---------- Records supplied ----------

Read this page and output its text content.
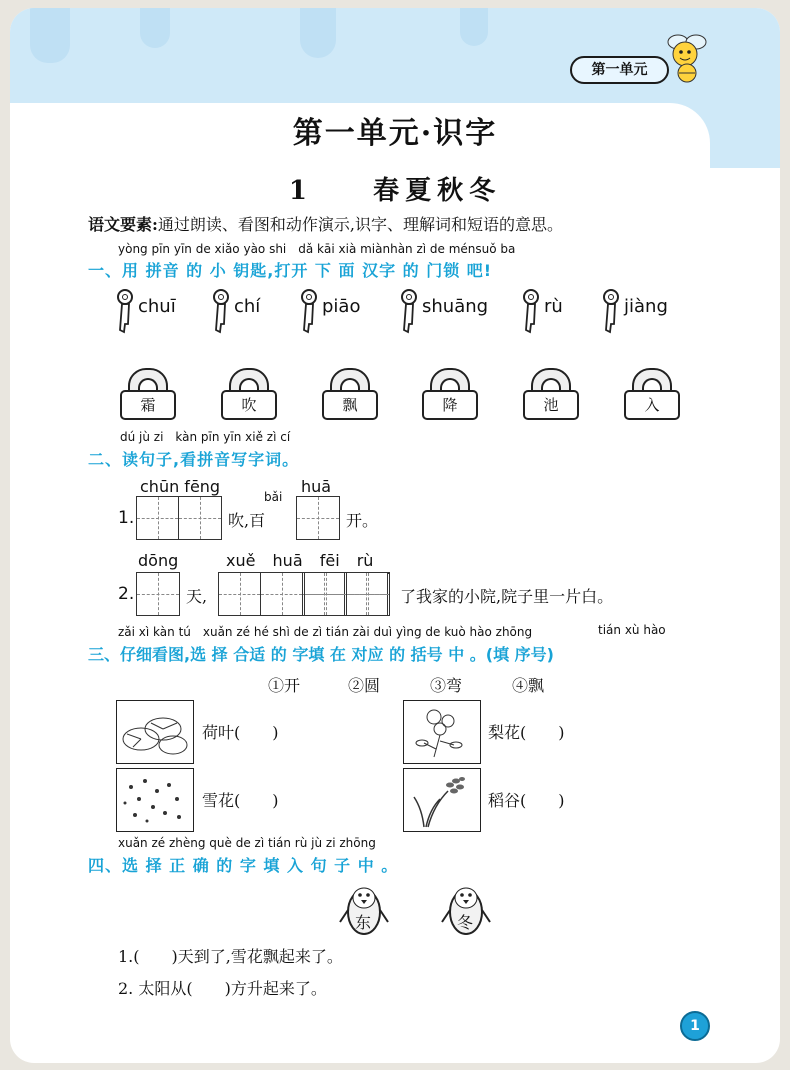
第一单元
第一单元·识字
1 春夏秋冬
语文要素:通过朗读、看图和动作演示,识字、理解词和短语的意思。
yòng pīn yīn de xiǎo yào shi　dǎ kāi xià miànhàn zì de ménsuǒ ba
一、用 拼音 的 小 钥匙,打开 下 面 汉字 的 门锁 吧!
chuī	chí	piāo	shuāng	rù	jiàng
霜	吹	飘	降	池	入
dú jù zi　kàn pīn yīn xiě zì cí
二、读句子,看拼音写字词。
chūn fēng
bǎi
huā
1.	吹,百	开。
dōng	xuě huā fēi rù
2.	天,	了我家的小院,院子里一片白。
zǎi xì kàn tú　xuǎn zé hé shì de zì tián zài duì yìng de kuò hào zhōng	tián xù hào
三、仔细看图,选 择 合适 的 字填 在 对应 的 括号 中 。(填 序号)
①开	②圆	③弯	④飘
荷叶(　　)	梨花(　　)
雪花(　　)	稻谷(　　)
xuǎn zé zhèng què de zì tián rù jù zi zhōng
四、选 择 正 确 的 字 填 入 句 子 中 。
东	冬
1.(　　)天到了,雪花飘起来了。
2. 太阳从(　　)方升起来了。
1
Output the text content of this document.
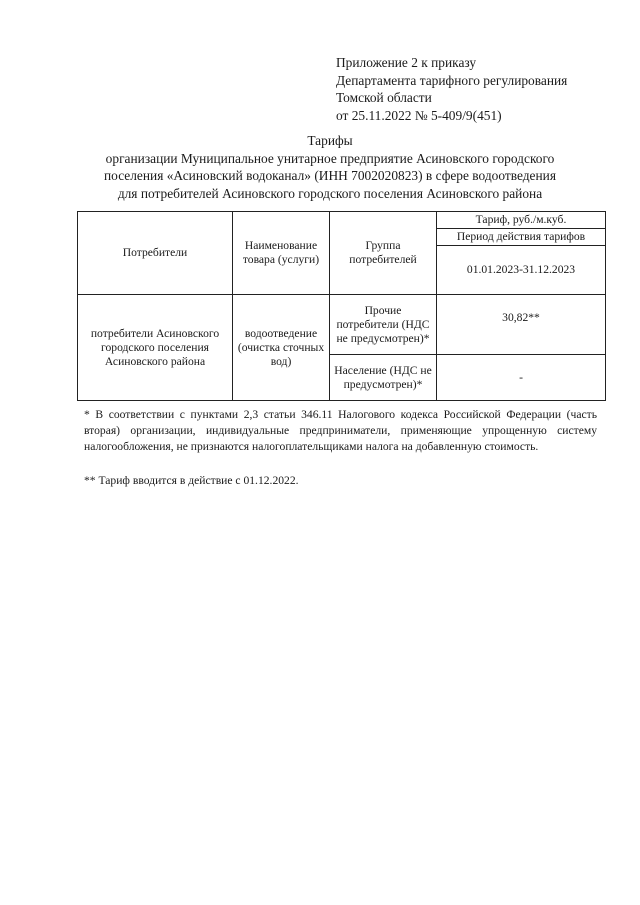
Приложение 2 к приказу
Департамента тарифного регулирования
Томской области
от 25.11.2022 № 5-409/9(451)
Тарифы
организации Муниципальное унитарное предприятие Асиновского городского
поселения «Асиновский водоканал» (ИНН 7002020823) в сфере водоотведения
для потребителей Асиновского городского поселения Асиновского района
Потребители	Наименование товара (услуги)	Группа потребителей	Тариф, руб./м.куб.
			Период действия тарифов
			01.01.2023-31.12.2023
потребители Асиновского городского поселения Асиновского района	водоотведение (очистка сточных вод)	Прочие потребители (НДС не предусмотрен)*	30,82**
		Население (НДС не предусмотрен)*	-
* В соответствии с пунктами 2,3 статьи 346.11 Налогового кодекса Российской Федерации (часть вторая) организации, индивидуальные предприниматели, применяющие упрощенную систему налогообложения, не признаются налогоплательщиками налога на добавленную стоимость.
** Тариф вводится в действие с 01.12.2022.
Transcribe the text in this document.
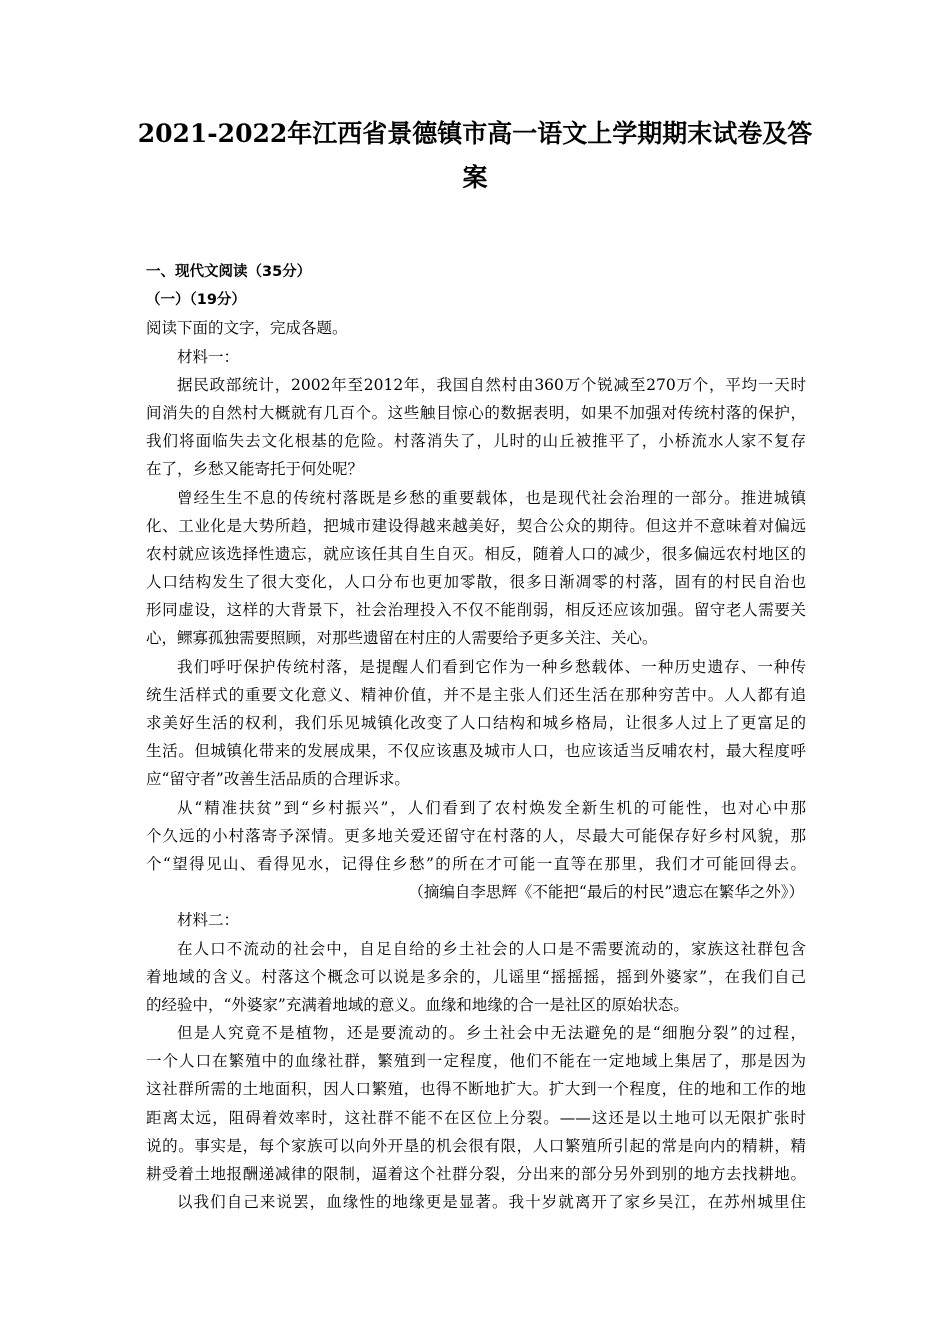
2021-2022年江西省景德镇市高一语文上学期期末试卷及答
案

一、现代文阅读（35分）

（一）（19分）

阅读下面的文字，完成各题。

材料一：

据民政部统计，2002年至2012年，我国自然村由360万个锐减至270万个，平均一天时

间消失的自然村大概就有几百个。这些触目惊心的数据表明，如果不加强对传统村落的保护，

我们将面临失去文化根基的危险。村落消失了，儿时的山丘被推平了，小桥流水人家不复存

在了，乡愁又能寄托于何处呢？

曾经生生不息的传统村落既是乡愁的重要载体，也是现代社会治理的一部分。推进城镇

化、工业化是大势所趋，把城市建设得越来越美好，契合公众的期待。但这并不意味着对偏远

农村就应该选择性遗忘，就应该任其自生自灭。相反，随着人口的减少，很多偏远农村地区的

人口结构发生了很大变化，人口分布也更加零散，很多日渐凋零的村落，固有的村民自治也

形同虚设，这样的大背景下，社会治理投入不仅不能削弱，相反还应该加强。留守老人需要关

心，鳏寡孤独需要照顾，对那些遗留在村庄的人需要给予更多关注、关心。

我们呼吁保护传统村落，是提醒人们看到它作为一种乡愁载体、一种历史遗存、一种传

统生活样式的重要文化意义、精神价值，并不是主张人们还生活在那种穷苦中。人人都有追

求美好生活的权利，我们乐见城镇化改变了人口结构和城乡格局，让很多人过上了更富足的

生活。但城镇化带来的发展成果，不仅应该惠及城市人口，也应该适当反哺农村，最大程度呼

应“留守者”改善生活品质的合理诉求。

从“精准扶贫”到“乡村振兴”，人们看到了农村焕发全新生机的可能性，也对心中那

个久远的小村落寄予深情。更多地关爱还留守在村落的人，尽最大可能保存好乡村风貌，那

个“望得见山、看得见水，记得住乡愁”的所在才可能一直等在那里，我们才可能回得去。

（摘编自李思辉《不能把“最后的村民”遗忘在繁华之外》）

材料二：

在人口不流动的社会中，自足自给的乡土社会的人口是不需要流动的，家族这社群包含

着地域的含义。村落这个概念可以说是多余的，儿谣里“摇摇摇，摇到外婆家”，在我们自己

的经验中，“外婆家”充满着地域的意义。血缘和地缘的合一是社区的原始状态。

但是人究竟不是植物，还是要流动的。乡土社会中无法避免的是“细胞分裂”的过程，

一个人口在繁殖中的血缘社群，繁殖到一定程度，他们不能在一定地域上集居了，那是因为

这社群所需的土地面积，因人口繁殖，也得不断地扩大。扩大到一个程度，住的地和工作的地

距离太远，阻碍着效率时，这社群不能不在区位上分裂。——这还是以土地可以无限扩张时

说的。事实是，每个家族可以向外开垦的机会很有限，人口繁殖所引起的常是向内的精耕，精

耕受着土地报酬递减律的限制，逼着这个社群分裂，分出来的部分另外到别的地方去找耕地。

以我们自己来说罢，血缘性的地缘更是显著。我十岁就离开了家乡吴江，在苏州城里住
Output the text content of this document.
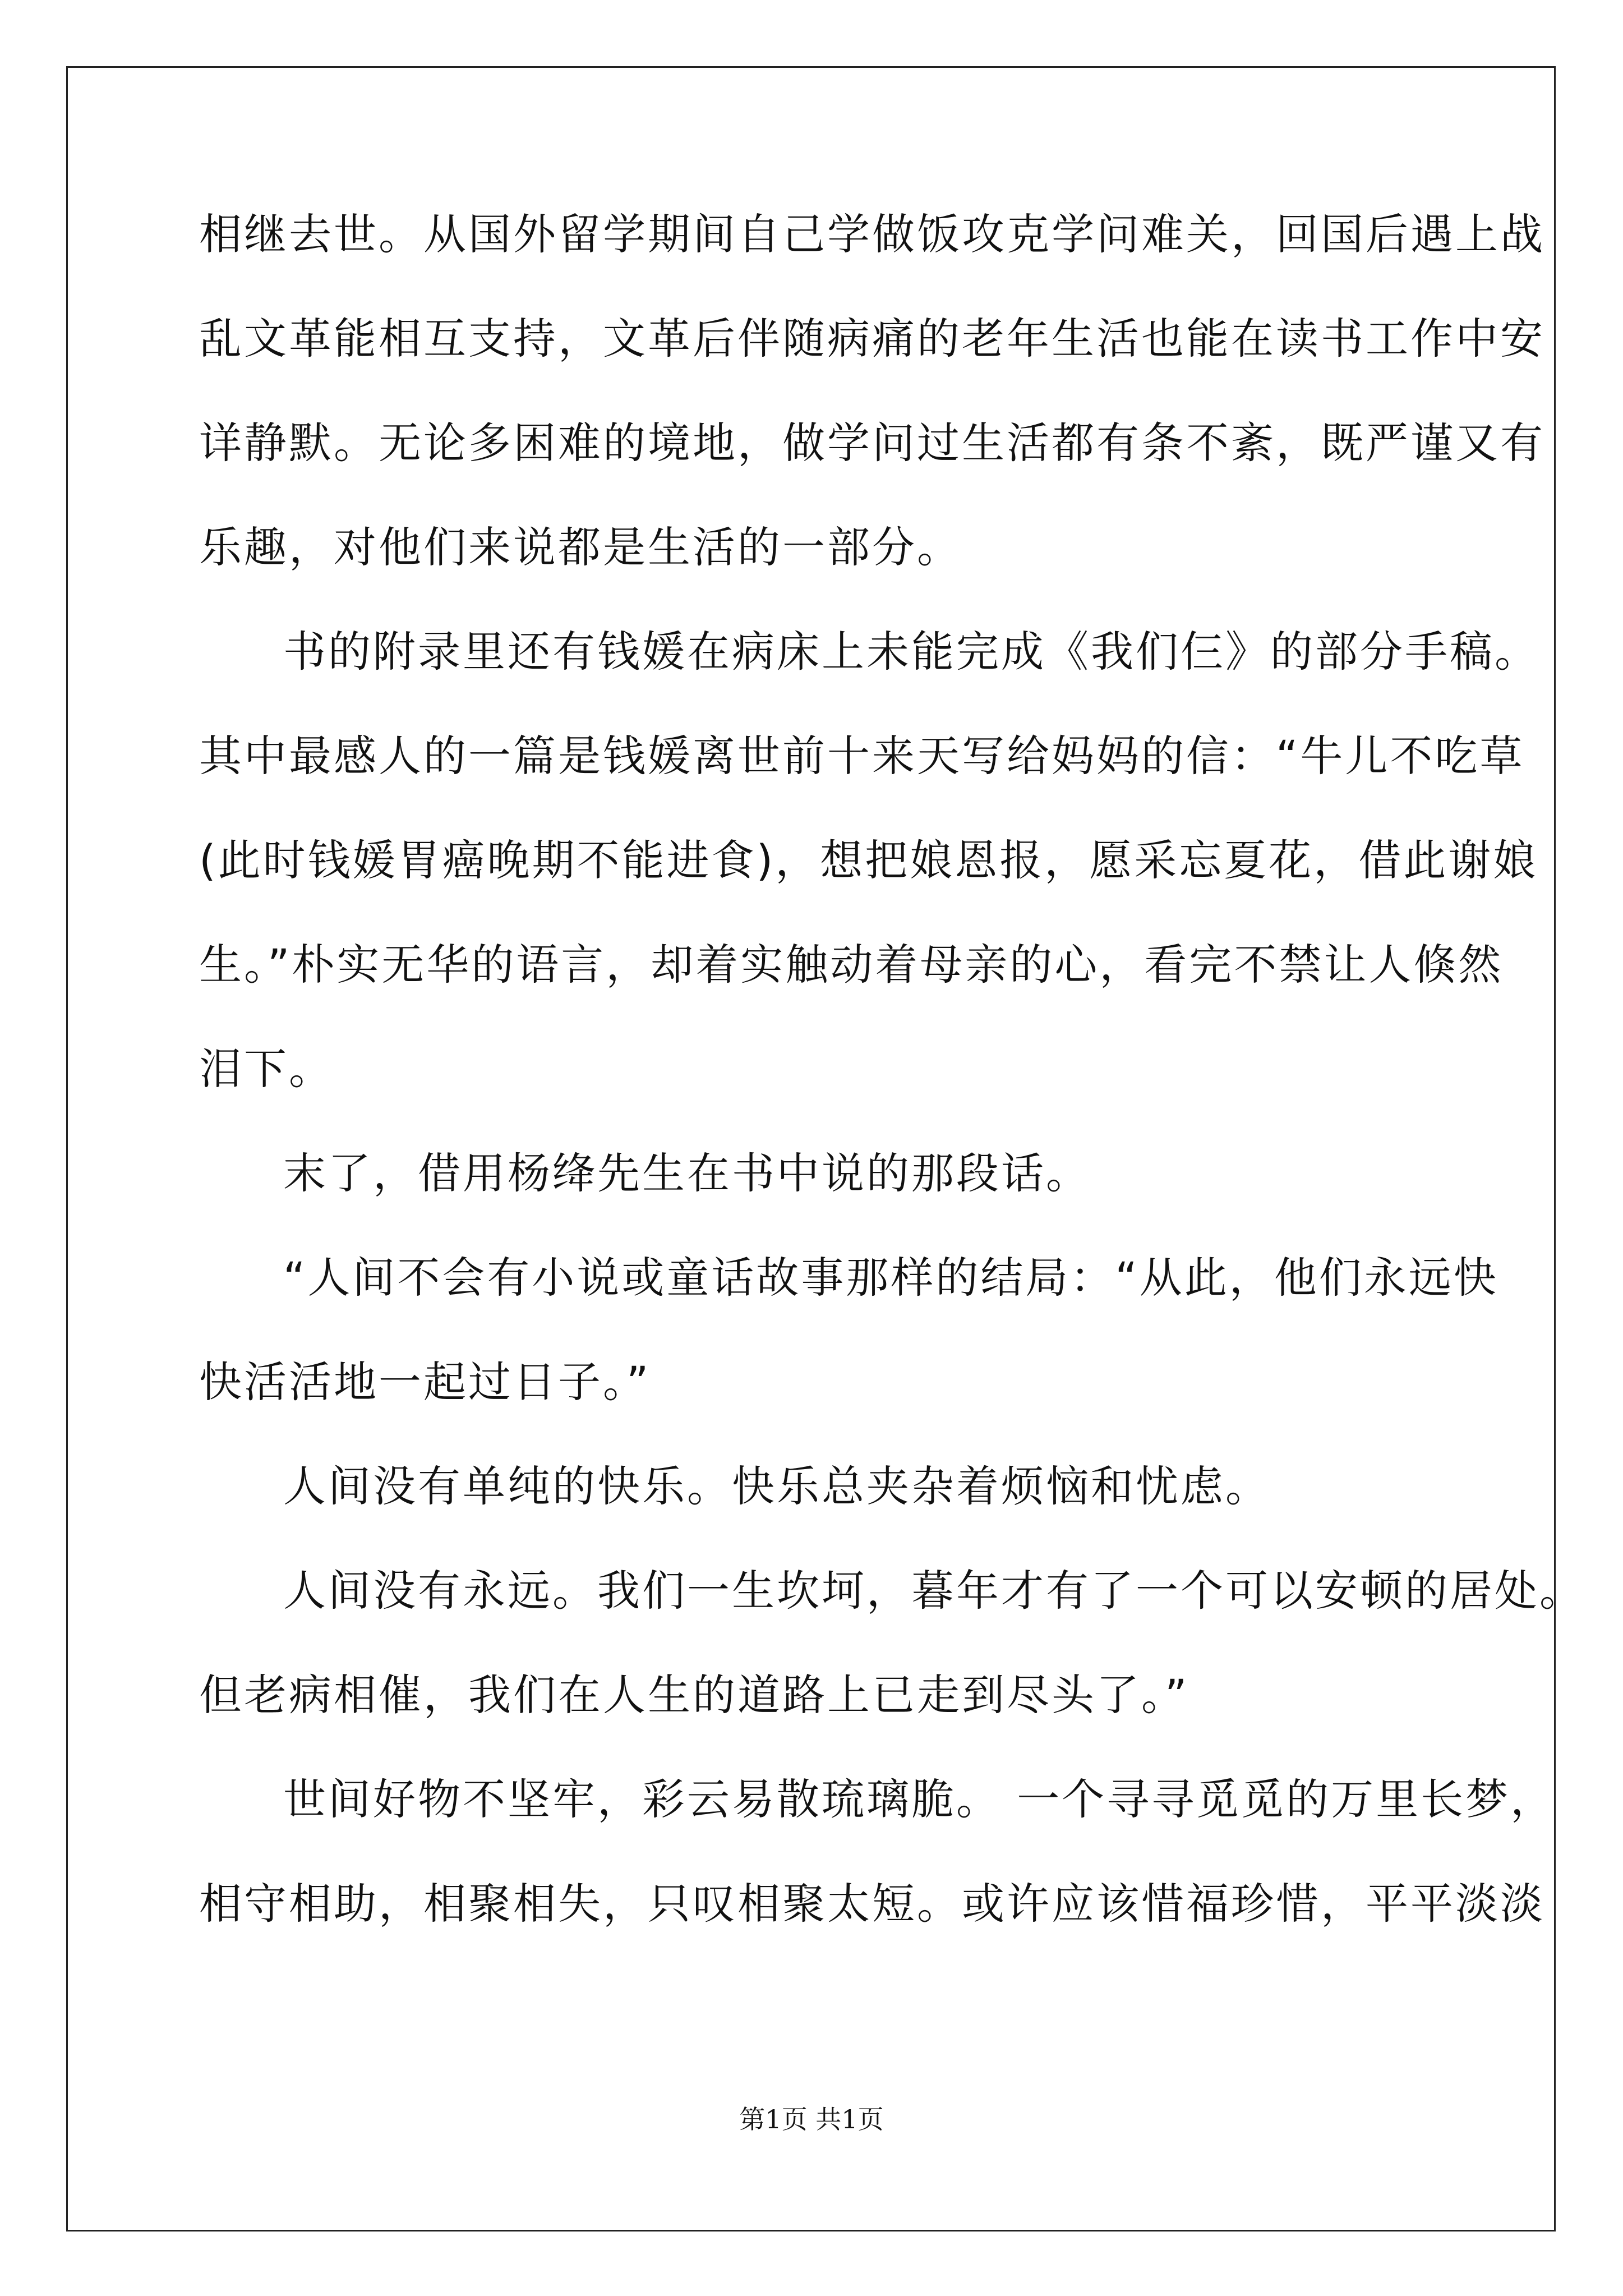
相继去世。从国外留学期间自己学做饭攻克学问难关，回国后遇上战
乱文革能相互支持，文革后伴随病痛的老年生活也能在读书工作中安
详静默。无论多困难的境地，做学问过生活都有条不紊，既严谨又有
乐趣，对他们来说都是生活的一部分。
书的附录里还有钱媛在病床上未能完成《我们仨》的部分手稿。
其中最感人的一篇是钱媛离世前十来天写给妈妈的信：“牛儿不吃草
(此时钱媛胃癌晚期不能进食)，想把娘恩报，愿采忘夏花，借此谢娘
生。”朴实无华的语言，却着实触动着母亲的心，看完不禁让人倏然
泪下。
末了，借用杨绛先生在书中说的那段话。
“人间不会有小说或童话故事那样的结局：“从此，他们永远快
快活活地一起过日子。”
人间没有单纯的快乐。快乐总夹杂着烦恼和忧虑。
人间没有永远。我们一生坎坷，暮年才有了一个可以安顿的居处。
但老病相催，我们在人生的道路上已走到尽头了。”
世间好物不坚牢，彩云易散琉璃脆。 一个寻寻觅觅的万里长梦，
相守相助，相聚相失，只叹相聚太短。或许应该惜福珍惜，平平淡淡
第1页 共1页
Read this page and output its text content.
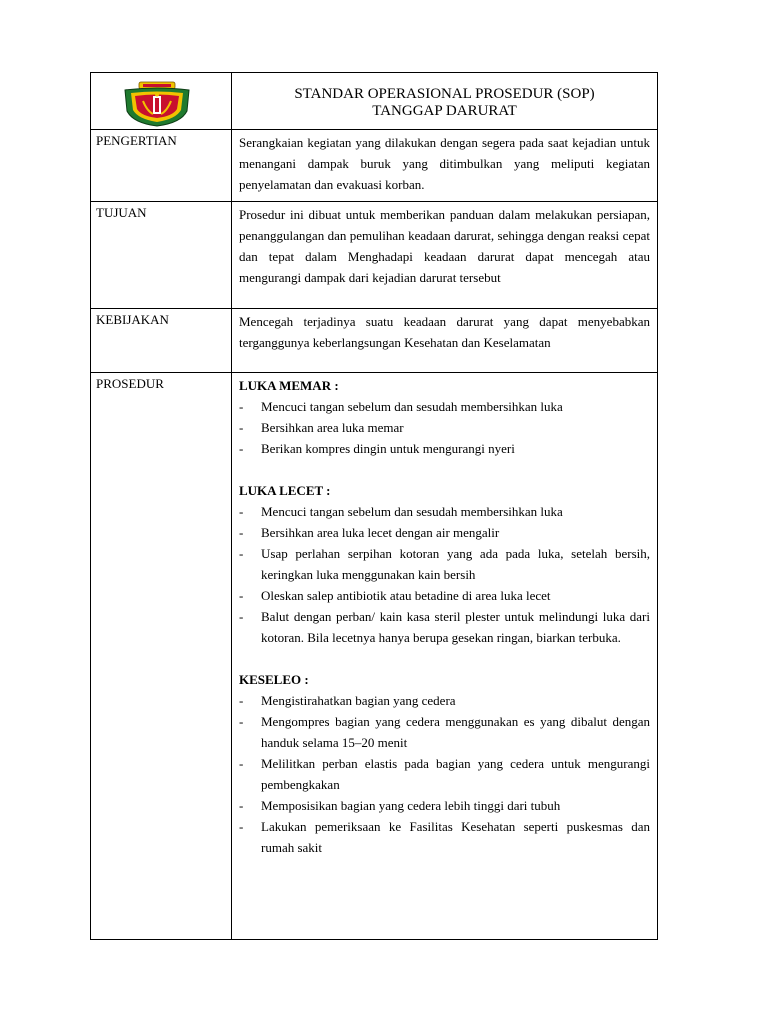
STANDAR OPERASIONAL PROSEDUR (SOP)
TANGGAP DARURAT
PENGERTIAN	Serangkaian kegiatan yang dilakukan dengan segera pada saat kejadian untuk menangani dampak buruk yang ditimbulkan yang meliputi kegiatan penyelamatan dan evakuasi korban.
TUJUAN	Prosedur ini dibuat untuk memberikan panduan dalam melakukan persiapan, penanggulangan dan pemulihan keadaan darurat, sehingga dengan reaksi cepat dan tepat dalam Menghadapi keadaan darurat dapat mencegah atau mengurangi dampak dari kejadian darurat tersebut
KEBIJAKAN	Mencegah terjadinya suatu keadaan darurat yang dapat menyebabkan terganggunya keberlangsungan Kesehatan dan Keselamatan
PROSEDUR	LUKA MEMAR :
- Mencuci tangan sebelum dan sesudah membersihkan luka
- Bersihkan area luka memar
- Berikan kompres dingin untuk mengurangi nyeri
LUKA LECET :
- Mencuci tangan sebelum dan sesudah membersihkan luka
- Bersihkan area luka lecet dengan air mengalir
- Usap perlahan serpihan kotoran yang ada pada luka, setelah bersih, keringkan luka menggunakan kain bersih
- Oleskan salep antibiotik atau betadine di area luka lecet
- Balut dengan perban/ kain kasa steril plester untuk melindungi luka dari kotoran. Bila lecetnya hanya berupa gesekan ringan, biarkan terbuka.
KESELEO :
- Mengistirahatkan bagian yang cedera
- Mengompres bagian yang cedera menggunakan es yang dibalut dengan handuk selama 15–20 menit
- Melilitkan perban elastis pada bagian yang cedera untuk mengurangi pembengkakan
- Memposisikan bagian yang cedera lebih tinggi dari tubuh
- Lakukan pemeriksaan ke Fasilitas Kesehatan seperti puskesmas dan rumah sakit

----------

Given task |
Pull out all lines of the data with the string "kain".

Task solution |
- Usap perlahan serpihan kotoran yang ada pada luka, setelah bersih, keringkan luka menggunakan kain bersih
- Balut dengan perban/ kain kasa steril plester untuk melindungi luka dari kotoran. Bila lecetnya hanya berupa gesekan ringan, biarkan terbuka.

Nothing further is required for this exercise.